Exercise directions: Reproduce all the entries exactly.

Entries from a dataset:
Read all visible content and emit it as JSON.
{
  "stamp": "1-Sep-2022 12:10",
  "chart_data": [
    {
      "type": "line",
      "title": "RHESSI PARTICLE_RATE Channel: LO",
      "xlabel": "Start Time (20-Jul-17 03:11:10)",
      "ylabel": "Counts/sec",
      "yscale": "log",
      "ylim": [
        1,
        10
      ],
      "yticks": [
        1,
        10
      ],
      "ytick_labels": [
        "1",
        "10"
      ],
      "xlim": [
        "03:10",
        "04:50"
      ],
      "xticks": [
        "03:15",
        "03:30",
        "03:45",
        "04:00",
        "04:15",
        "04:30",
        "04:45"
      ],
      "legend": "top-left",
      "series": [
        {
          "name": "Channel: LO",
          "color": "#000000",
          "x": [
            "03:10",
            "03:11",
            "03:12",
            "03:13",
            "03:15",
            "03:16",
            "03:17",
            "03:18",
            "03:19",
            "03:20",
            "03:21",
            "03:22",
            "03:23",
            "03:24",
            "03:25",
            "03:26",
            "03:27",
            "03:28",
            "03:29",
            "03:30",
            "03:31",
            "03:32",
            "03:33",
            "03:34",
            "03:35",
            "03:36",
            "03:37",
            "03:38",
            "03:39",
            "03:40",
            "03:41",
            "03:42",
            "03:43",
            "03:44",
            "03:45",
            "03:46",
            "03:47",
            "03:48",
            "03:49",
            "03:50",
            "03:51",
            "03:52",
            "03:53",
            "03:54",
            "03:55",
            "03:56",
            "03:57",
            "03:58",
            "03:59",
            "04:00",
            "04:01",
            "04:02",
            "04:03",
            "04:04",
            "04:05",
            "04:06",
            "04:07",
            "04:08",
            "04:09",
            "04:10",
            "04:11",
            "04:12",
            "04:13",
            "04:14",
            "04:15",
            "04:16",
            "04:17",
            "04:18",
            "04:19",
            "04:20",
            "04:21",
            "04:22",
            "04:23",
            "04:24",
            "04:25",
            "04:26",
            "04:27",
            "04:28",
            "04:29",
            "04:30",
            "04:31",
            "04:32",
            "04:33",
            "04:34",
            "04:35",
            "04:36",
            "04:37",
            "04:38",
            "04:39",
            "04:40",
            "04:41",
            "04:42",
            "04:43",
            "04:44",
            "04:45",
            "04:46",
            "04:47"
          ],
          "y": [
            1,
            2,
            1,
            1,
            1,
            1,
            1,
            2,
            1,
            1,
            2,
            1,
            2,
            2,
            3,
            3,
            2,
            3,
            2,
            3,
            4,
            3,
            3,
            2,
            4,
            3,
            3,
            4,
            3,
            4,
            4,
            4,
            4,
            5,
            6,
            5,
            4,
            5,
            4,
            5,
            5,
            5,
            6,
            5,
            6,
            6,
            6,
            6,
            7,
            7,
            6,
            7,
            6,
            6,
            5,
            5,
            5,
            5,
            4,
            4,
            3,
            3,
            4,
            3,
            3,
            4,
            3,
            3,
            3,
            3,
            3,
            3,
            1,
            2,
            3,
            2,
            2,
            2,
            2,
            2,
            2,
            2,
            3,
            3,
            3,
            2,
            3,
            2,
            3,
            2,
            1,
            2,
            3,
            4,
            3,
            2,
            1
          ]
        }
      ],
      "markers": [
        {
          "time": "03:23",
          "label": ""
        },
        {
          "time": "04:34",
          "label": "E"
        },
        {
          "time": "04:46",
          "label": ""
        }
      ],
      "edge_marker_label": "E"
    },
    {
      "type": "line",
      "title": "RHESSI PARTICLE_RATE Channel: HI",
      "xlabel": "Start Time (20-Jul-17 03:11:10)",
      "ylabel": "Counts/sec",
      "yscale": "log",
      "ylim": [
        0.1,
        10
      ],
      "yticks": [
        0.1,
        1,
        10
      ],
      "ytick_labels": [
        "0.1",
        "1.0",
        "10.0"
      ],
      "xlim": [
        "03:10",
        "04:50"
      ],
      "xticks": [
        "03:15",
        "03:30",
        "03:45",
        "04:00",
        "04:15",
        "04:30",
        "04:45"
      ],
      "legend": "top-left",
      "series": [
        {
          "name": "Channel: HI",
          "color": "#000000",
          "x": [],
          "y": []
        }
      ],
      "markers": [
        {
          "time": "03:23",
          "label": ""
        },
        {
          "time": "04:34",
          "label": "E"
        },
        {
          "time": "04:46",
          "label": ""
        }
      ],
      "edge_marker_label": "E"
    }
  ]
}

Solved exercise:
Read all visible content and emit it as JSON.
{
  "stamp": "1-Sep-2022 12:10",
  "chart_data": [
    {
      "type": "line",
      "title": "RHESSI PARTICLE_RATE Channel: LO",
      "xlabel": "Start Time (20-Jul-17 03:11:10)",
      "ylabel": "Counts/sec",
      "yscale": "log",
      "ylim": [
        1,
        10
      ],
      "yticks": [
        1,
        10
      ],
      "ytick_labels": [
        "1",
        "10"
      ],
      "xlim": [
        "03:10",
        "04:50"
      ],
      "xticks": [
        "03:15",
        "03:30",
        "03:45",
        "04:00",
        "04:15",
        "04:30",
        "04:45"
      ],
      "legend": "top-left",
      "series": [
        {
          "name": "Channel: LO",
          "color": "#000000",
          "x": [
            "03:10",
            "03:11",
            "03:12",
            "03:13",
            "03:15",
            "03:16",
            "03:17",
            "03:18",
            "03:19",
            "03:20",
            "03:21",
            "03:22",
            "03:23",
            "03:24",
            "03:25",
            "03:26",
            "03:27",
            "03:28",
            "03:29",
            "03:30",
            "03:31",
            "03:32",
            "03:33",
            "03:34",
            "03:35",
            "03:36",
            "03:37",
            "03:38",
            "03:39",
            "03:40",
            "03:41",
            "03:42",
            "03:43",
            "03:44",
            "03:45",
            "03:46",
            "03:47",
            "03:48",
            "03:49",
            "03:50",
            "03:51",
            "03:52",
            "03:53",
            "03:54",
            "03:55",
            "03:56",
            "03:57",
            "03:58",
            "03:59",
            "04:00",
            "04:01",
            "04:02",
            "04:03",
            "04:04",
            "04:05",
            "04:06",
            "04:07",
            "04:08",
            "04:09",
            "04:10",
            "04:11",
            "04:12",
            "04:13",
            "04:14",
            "04:15",
            "04:16",
            "04:17",
            "04:18",
            "04:19",
            "04:20",
            "04:21",
            "04:22",
            "04:23",
            "04:24",
            "04:25",
            "04:26",
            "04:27",
            "04:28",
            "04:29",
            "04:30",
            "04:31",
            "04:32",
            "04:33",
            "04:34",
            "04:35",
            "04:36",
            "04:37",
            "04:38",
            "04:39",
            "04:40",
            "04:41",
            "04:42",
            "04:43",
            "04:44",
            "04:45",
            "04:46",
            "04:47"
          ],
          "y": [
            1,
            2,
            1,
            1,
            1,
            1,
            1,
            2,
            1,
            1,
            2,
            1,
            2,
            2,
            3,
            3,
            2,
            3,
            2,
            3,
            4,
            3,
            3,
            2,
            4,
            3,
            3,
            4,
            3,
            4,
            4,
            4,
            4,
            5,
            6,
            5,
            4,
            5,
            4,
            5,
            5,
            5,
            6,
            5,
            6,
            6,
            6,
            6,
            7,
            7,
            6,
            7,
            6,
            6,
            5,
            5,
            5,
            5,
            4,
            4,
            3,
            3,
            4,
            3,
            3,
            4,
            3,
            3,
            3,
            3,
            3,
            3,
            1,
            2,
            3,
            2,
            2,
            2,
            2,
            2,
            2,
            2,
            3,
            3,
            3,
            2,
            3,
            2,
            3,
            2,
            1,
            2,
            3,
            4,
            3,
            2,
            1
          ]
        }
      ],
      "markers": [
        {
          "time": "03:23",
          "label": ""
        },
        {
          "time": "04:34",
          "label": "E"
        },
        {
          "time": "04:46",
          "label": ""
        }
      ],
      "edge_marker_label": "E"
    },
    {
      "type": "line",
      "title": "RHESSI PARTICLE_RATE Channel: HI",
      "xlabel": "Start Time (20-Jul-17 03:11:10)",
      "ylabel": "Counts/sec",
      "yscale": "log",
      "ylim": [
        0.1,
        10
      ],
      "yticks": [
        0.1,
        1,
        10
      ],
      "ytick_labels": [
        "0.1",
        "1.0",
        "10.0"
      ],
      "xlim": [
        "03:10",
        "04:50"
      ],
      "xticks": [
        "03:15",
        "03:30",
        "03:45",
        "04:00",
        "04:15",
        "04:30",
        "04:45"
      ],
      "legend": "top-left",
      "series": [
        {
          "name": "Channel: HI",
          "color": "#000000",
          "x": [],
          "y": []
        }
      ],
      "markers": [
        {
          "time": "03:23",
          "label": ""
        },
        {
          "time": "04:34",
          "label": "E"
        },
        {
          "time": "04:46",
          "label": ""
        }
      ],
      "edge_marker_label": "E"
    }
  ]
}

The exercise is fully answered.